§ REQUEST: Convert the stretch of rows from the start through the one containing "- briefcase-icon: [11, 354, 29, 372]" into a Markdown table with two columns, Row and Line, holding each row's number and its text. Leave out any blank lines.

────────

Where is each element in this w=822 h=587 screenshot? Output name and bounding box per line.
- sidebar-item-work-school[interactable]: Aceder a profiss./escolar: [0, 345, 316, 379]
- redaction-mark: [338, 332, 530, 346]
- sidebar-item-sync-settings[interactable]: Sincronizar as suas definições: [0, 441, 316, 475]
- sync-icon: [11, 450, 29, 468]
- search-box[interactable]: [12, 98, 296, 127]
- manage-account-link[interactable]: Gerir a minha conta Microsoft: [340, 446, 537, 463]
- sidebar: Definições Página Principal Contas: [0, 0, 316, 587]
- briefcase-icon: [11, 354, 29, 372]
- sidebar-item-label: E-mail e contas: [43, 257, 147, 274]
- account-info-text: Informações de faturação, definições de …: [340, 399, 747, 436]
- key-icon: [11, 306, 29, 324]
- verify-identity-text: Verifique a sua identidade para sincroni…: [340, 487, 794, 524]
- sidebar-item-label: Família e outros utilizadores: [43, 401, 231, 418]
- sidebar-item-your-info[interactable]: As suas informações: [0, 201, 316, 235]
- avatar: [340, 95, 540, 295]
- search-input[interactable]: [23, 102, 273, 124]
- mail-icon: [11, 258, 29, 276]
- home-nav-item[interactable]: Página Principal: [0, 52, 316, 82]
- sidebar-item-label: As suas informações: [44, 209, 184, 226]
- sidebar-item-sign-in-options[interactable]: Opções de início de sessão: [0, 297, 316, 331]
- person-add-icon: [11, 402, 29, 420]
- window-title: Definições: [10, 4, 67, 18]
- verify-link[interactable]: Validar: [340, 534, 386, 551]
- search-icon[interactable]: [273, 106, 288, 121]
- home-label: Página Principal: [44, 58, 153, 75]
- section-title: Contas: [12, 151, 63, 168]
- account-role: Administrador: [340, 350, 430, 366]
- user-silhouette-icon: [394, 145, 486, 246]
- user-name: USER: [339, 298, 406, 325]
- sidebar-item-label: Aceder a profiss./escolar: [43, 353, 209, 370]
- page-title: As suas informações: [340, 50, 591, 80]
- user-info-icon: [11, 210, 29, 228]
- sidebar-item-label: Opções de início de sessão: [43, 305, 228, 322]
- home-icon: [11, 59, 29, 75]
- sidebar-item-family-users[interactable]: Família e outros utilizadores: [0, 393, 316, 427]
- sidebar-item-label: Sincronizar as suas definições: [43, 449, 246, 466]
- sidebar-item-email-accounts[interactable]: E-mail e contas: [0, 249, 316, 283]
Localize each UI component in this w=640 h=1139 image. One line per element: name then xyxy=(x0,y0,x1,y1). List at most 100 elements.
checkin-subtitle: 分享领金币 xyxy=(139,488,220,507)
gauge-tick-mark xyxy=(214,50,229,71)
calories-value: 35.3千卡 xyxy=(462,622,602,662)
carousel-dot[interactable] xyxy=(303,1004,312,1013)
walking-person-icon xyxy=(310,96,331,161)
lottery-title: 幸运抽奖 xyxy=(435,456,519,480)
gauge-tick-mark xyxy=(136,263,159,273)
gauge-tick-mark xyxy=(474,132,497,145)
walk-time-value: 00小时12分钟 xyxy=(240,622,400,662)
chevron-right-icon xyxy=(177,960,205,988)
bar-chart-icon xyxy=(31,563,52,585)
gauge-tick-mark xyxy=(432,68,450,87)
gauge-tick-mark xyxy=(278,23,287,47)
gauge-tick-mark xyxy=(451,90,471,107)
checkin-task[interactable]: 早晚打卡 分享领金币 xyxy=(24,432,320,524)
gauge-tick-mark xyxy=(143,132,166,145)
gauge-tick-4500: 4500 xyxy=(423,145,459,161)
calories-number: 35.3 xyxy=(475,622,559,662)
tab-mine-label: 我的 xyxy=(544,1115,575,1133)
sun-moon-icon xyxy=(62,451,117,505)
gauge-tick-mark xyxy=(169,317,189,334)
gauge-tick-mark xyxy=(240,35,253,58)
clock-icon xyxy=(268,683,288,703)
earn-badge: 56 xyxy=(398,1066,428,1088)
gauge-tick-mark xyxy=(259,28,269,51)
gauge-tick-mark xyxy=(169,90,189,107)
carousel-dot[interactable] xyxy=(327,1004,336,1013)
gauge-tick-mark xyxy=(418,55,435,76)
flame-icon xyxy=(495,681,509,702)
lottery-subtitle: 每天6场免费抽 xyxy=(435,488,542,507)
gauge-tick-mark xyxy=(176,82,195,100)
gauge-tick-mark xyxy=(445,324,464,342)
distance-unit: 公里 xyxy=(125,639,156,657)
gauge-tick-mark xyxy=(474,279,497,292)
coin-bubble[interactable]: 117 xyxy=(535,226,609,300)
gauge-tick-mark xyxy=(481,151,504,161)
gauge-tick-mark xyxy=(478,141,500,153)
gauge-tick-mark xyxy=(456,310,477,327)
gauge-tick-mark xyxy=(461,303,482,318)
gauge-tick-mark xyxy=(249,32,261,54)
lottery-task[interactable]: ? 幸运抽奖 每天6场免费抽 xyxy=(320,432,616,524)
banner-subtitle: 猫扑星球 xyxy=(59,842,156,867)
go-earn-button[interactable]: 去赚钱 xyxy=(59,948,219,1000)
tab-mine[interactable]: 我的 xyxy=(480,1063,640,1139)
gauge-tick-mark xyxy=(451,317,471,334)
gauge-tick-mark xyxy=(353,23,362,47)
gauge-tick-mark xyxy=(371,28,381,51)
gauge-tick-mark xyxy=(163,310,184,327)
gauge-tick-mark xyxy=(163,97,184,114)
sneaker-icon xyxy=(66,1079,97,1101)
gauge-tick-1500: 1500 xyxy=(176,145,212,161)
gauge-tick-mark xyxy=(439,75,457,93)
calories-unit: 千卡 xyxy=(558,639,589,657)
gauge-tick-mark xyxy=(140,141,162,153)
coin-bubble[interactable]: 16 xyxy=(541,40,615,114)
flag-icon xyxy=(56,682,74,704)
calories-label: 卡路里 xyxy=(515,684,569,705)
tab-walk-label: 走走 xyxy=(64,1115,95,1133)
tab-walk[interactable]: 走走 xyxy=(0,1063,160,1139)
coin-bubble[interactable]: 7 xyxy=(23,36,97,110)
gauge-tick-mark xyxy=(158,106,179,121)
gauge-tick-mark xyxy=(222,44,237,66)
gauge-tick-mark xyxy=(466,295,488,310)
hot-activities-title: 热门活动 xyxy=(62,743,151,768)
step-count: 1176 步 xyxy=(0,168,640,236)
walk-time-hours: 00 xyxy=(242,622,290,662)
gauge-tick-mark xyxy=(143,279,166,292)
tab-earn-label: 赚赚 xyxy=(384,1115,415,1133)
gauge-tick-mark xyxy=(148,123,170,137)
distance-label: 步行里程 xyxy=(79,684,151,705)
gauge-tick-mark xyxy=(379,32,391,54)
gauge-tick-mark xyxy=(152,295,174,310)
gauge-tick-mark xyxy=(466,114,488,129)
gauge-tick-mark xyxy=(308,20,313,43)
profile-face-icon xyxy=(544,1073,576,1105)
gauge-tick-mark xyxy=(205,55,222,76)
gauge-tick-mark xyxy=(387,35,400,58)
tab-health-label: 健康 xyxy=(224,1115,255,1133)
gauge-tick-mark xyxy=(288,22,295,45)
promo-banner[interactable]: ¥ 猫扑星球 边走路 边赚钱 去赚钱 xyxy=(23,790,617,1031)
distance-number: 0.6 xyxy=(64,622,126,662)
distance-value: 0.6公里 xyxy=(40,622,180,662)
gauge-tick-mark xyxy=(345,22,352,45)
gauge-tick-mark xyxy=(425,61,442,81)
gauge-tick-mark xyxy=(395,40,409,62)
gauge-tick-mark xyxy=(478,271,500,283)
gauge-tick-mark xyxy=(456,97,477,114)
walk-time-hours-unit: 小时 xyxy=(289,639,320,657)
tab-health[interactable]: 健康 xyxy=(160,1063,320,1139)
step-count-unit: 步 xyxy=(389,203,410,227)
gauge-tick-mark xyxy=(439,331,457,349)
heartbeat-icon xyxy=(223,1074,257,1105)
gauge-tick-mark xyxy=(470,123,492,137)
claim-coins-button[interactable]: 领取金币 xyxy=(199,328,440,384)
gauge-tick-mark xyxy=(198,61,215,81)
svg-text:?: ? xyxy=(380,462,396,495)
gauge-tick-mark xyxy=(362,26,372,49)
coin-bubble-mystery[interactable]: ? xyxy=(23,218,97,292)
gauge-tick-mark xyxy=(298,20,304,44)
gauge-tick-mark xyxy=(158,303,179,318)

────────

§ RESULT BELOW:
| Row | Line |
|---|---|
| 1 | Where is each element in this w=822 h=587 screenshot? Output name and bounding box per line. |
| 2 | - sidebar-item-work-school[interactable]: Aceder a profiss./escolar: [0, 345, 316, 379] |
| 3 | - redaction-mark: [338, 332, 530, 346] |
| 4 | - sidebar-item-sync-settings[interactable]: Sincronizar as suas definições: [0, 441, 316, 475] |
| 5 | - sync-icon: [11, 450, 29, 468] |
| 6 | - search-box[interactable]: [12, 98, 296, 127] |
| 7 | - manage-account-link[interactable]: Gerir a minha conta Microsoft: [340, 446, 537, 463] |
| 8 | - sidebar: Definições Página Principal Contas: [0, 0, 316, 587] |
| 9 | - briefcase-icon: [11, 354, 29, 372] |